Dataset excerpts:
* * * * *

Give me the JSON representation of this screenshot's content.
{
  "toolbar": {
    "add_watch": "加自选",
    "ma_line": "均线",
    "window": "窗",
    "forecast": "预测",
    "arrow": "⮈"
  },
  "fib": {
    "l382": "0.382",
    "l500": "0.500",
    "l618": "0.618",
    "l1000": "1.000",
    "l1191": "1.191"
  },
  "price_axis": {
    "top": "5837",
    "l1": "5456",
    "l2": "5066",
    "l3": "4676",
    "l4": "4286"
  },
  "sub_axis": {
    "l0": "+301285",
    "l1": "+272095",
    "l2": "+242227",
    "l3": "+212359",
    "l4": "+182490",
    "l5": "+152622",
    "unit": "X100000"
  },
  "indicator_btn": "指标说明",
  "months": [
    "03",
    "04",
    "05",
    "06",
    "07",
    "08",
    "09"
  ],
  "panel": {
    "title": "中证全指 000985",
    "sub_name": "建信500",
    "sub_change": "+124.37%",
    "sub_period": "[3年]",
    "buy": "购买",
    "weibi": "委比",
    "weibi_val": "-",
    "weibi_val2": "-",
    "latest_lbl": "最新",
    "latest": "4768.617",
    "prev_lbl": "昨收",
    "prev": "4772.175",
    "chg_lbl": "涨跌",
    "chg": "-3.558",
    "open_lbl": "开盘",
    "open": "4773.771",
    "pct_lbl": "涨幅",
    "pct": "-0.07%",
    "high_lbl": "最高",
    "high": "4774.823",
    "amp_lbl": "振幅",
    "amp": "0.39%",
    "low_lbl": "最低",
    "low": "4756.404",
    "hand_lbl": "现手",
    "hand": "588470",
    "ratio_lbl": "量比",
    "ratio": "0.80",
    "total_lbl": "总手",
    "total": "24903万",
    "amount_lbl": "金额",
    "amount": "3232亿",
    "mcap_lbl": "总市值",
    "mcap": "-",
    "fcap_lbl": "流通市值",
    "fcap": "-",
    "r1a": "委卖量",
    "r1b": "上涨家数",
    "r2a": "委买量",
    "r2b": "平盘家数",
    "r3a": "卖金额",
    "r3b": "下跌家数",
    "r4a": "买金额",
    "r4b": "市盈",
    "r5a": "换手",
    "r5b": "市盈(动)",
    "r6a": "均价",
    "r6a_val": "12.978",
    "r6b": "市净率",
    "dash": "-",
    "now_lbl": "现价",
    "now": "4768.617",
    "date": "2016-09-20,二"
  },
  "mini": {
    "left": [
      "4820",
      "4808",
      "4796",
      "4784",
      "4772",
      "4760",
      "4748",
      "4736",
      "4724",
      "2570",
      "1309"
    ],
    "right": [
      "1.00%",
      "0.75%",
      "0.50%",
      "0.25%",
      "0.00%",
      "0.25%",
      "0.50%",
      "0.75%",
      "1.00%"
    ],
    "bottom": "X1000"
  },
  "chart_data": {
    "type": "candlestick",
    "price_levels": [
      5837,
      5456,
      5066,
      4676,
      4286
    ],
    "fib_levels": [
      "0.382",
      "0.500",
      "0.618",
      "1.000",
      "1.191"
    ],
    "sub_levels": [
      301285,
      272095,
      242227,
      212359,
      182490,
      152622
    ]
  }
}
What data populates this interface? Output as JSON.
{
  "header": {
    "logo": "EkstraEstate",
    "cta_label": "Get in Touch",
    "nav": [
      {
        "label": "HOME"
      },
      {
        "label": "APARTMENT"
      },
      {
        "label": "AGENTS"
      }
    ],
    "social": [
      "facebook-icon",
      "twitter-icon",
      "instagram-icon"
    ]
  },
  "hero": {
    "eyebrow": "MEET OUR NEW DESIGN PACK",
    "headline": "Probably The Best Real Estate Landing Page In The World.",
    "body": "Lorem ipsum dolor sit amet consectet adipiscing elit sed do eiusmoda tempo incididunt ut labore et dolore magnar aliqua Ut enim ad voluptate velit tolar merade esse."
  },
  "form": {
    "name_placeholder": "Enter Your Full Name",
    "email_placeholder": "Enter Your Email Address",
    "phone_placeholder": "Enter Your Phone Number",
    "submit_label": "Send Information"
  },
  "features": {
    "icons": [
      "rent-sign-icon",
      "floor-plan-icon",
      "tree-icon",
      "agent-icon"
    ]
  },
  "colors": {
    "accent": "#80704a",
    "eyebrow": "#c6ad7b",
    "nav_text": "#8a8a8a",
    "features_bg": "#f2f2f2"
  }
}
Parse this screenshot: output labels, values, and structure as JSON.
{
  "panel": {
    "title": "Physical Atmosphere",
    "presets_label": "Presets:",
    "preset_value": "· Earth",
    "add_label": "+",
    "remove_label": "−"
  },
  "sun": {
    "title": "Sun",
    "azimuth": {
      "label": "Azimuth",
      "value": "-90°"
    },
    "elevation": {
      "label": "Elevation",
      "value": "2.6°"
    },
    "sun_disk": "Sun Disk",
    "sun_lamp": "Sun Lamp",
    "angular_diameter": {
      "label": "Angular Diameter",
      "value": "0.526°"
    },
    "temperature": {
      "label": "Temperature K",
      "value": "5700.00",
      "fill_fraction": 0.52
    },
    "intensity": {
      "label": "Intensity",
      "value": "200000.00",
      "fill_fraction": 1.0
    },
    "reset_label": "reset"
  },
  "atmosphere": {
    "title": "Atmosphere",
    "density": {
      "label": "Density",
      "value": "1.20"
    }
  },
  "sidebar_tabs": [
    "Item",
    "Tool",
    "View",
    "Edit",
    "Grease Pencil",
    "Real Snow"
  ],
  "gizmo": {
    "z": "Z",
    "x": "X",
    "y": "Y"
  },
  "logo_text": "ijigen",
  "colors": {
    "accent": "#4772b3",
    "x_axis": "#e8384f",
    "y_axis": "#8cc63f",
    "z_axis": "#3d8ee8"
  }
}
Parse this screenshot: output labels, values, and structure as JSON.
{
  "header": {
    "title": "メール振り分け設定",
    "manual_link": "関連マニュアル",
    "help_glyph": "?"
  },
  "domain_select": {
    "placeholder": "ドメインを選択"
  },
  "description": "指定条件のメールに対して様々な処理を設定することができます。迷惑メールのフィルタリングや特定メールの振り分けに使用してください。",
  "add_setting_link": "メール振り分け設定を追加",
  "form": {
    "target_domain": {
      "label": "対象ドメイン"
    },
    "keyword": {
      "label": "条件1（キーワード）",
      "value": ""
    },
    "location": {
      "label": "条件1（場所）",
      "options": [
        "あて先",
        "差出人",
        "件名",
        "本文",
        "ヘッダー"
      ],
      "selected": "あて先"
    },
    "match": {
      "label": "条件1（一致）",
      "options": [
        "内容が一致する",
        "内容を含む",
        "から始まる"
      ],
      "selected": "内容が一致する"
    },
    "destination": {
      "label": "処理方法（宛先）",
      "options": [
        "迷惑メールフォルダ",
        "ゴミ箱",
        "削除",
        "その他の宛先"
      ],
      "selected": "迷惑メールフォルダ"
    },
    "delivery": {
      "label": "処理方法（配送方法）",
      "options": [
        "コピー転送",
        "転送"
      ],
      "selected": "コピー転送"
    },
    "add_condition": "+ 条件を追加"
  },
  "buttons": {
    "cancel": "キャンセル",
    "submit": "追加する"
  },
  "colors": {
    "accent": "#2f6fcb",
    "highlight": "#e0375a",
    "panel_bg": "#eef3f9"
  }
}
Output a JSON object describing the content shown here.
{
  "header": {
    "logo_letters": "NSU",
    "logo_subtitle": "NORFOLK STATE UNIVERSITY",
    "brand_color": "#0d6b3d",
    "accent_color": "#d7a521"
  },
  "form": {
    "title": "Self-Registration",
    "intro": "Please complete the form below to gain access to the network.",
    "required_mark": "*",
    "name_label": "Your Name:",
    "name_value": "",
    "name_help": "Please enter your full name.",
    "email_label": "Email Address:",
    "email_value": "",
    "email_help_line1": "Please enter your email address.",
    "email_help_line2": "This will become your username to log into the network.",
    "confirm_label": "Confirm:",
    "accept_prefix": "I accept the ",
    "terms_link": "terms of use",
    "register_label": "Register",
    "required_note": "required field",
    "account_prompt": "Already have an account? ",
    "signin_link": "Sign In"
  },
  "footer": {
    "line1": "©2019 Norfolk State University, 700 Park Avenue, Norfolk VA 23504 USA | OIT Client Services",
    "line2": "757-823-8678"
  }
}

* * * * *

Show each line of the data that contains the string "eyebrow".

    "eyebrow": "MEET OUR NEW DESIGN PACK",
    "eyebrow": "#c6ad7b",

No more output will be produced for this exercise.